### GIVEN REQUEST
Write out the lines from the one containing "speaker-toggle-button[interactable] bbox=[30, 57, 58, 81]" through the one containing "video-content bbox=[164, 537, 194, 637]", including both, with no changes.

------ PROVIDED ENTRIES

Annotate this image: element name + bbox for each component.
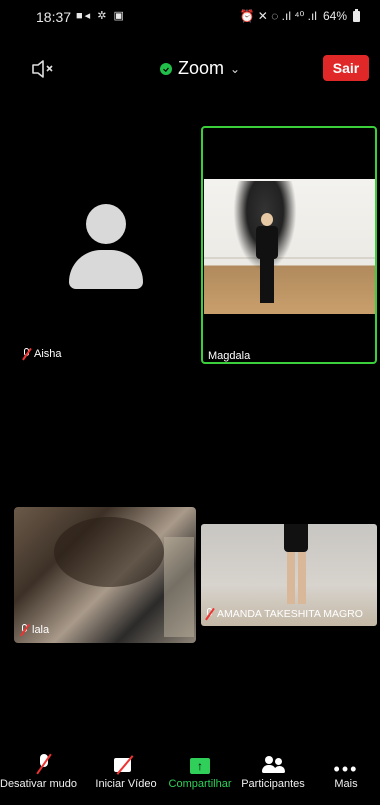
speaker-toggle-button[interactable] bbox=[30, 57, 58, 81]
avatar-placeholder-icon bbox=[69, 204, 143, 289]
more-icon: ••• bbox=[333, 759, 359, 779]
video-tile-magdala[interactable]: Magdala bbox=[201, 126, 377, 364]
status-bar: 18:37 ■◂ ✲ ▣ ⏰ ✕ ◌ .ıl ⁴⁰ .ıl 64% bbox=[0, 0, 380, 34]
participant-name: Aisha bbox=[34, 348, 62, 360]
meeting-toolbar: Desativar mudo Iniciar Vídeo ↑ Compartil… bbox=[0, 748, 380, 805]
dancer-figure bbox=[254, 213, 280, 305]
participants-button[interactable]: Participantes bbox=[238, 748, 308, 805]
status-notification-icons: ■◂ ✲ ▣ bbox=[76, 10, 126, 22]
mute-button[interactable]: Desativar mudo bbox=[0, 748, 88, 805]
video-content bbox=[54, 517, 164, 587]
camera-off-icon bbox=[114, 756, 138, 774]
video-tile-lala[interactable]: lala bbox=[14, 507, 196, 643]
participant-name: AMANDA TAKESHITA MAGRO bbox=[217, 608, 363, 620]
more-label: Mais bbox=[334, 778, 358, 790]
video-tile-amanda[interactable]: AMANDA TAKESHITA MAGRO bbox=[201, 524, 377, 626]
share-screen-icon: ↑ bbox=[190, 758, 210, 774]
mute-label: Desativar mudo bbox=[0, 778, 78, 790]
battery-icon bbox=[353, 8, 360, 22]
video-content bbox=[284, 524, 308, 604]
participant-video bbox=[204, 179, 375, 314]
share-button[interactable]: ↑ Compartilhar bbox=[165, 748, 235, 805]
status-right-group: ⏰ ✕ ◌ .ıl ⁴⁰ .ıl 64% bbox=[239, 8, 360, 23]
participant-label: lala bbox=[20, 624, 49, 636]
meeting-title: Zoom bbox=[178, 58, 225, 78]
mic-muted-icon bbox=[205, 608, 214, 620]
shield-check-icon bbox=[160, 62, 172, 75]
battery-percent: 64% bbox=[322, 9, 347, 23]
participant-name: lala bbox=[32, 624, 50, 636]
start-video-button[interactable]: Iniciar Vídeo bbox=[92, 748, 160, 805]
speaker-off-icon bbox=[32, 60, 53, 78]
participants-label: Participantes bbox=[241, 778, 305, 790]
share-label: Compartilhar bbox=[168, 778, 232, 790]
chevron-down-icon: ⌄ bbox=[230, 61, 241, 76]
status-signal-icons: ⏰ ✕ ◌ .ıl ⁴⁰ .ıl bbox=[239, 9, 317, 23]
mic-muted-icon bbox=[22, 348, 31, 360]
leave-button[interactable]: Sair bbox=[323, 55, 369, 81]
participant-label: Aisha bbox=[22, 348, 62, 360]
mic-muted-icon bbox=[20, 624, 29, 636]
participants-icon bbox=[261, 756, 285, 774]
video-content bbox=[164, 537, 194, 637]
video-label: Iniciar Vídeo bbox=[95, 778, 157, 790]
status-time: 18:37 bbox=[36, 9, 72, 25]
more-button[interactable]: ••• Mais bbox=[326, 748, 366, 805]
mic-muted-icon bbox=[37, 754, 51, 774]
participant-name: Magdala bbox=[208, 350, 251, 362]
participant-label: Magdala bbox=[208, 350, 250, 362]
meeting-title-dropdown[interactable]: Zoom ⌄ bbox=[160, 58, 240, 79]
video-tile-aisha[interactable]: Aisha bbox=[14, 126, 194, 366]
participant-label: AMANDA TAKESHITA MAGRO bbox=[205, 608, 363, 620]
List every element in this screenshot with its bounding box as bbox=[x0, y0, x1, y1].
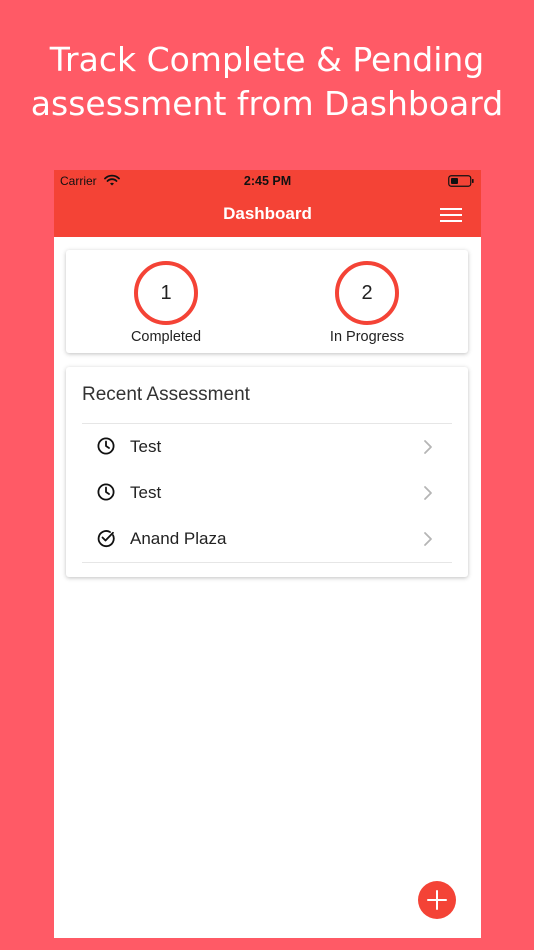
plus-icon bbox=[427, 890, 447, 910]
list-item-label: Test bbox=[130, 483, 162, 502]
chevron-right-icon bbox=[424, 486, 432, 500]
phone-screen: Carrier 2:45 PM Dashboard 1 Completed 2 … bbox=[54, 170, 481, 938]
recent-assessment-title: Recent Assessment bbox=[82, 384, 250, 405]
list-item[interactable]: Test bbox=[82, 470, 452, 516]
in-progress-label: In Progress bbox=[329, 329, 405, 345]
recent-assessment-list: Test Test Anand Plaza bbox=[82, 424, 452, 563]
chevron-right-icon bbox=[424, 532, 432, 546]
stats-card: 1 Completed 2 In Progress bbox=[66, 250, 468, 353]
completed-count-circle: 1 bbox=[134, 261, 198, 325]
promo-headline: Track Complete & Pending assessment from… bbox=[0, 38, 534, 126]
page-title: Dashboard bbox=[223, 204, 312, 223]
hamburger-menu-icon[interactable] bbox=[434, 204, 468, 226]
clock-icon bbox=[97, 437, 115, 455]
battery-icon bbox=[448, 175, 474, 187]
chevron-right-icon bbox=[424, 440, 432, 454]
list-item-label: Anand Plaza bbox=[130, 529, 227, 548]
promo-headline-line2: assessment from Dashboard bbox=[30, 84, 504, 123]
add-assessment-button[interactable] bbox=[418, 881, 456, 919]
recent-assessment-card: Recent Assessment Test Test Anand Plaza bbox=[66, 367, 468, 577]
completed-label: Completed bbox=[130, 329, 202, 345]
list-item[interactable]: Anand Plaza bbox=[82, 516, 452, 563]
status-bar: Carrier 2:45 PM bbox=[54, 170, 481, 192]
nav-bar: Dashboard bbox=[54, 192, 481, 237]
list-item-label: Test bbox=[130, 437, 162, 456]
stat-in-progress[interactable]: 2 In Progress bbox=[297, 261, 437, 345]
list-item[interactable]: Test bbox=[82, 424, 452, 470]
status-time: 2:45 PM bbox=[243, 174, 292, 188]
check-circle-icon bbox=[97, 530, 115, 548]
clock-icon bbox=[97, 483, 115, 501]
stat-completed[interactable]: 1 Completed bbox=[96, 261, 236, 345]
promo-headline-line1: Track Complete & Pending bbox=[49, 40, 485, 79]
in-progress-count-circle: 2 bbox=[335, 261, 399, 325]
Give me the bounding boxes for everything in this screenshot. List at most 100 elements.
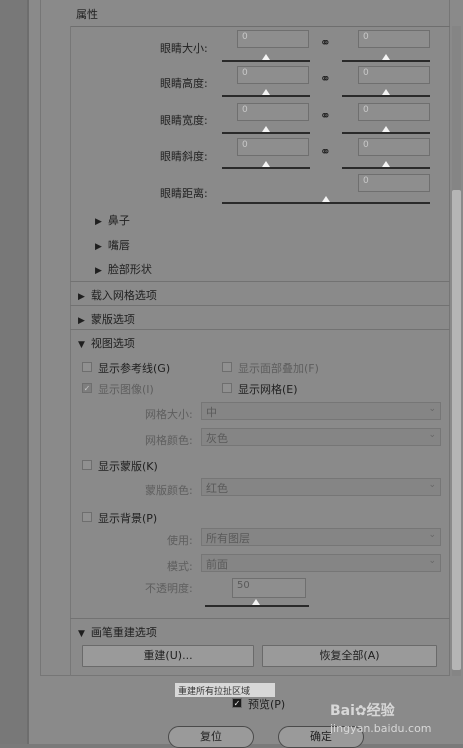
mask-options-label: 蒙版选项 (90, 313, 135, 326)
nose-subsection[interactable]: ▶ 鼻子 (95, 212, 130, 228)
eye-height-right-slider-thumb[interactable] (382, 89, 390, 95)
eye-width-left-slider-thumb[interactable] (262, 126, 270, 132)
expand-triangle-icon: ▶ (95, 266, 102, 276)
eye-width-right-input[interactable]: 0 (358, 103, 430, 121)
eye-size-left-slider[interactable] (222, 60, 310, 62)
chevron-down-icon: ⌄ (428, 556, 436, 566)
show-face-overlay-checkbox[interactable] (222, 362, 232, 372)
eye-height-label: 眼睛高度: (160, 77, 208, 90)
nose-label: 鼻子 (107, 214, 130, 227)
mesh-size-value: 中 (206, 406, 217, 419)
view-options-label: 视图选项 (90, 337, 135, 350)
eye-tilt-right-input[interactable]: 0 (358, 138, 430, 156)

------------

### THE OUTPUT
speaker-toggle-button[interactable] bbox=[30, 57, 58, 81]
avatar-placeholder-icon bbox=[69, 204, 143, 289]
more-icon: ••• bbox=[333, 759, 359, 779]
video-tile-magdala[interactable]: Magdala bbox=[201, 126, 377, 364]
status-bar: 18:37 ■◂ ✲ ▣ ⏰ ✕ ◌ .ıl ⁴⁰ .ıl 64% bbox=[0, 0, 380, 34]
participant-name: Aisha bbox=[34, 348, 62, 360]
meeting-toolbar: Desativar mudo Iniciar Vídeo ↑ Compartil… bbox=[0, 748, 380, 805]
dancer-figure bbox=[254, 213, 280, 305]
participants-button[interactable]: Participantes bbox=[238, 748, 308, 805]
status-notification-icons: ■◂ ✲ ▣ bbox=[76, 10, 126, 22]
mute-button[interactable]: Desativar mudo bbox=[0, 748, 88, 805]
video-content bbox=[54, 517, 164, 587]
camera-off-icon bbox=[114, 756, 138, 774]
video-tile-lala[interactable]: lala bbox=[14, 507, 196, 643]
participant-name: AMANDA TAKESHITA MAGRO bbox=[217, 608, 363, 620]
more-label: Mais bbox=[334, 778, 358, 790]
video-tile-amanda[interactable]: AMANDA TAKESHITA MAGRO bbox=[201, 524, 377, 626]
share-screen-icon: ↑ bbox=[190, 758, 210, 774]
mute-label: Desativar mudo bbox=[0, 778, 78, 790]
battery-icon bbox=[353, 8, 360, 22]
video-content bbox=[284, 524, 308, 604]
participant-video bbox=[204, 179, 375, 314]
share-button[interactable]: ↑ Compartilhar bbox=[165, 748, 235, 805]
status-right-group: ⏰ ✕ ◌ .ıl ⁴⁰ .ıl 64% bbox=[239, 8, 360, 23]
participant-label: lala bbox=[20, 624, 49, 636]
meeting-title: Zoom bbox=[178, 58, 225, 78]
mic-muted-icon bbox=[205, 608, 214, 620]
shield-check-icon bbox=[160, 62, 172, 75]
battery-percent: 64% bbox=[322, 9, 347, 23]
participant-name: lala bbox=[32, 624, 50, 636]
start-video-button[interactable]: Iniciar Vídeo bbox=[92, 748, 160, 805]
speaker-off-icon bbox=[32, 60, 53, 78]
participants-label: Participantes bbox=[241, 778, 305, 790]
share-label: Compartilhar bbox=[168, 778, 232, 790]
chevron-down-icon: ⌄ bbox=[230, 61, 241, 76]
status-signal-icons: ⏰ ✕ ◌ .ıl ⁴⁰ .ıl bbox=[239, 9, 317, 23]
mic-muted-icon bbox=[22, 348, 31, 360]
leave-button[interactable]: Sair bbox=[323, 55, 369, 81]
participant-label: Aisha bbox=[22, 348, 62, 360]
mic-muted-icon bbox=[20, 624, 29, 636]
participants-icon bbox=[261, 756, 285, 774]
video-content bbox=[164, 537, 194, 637]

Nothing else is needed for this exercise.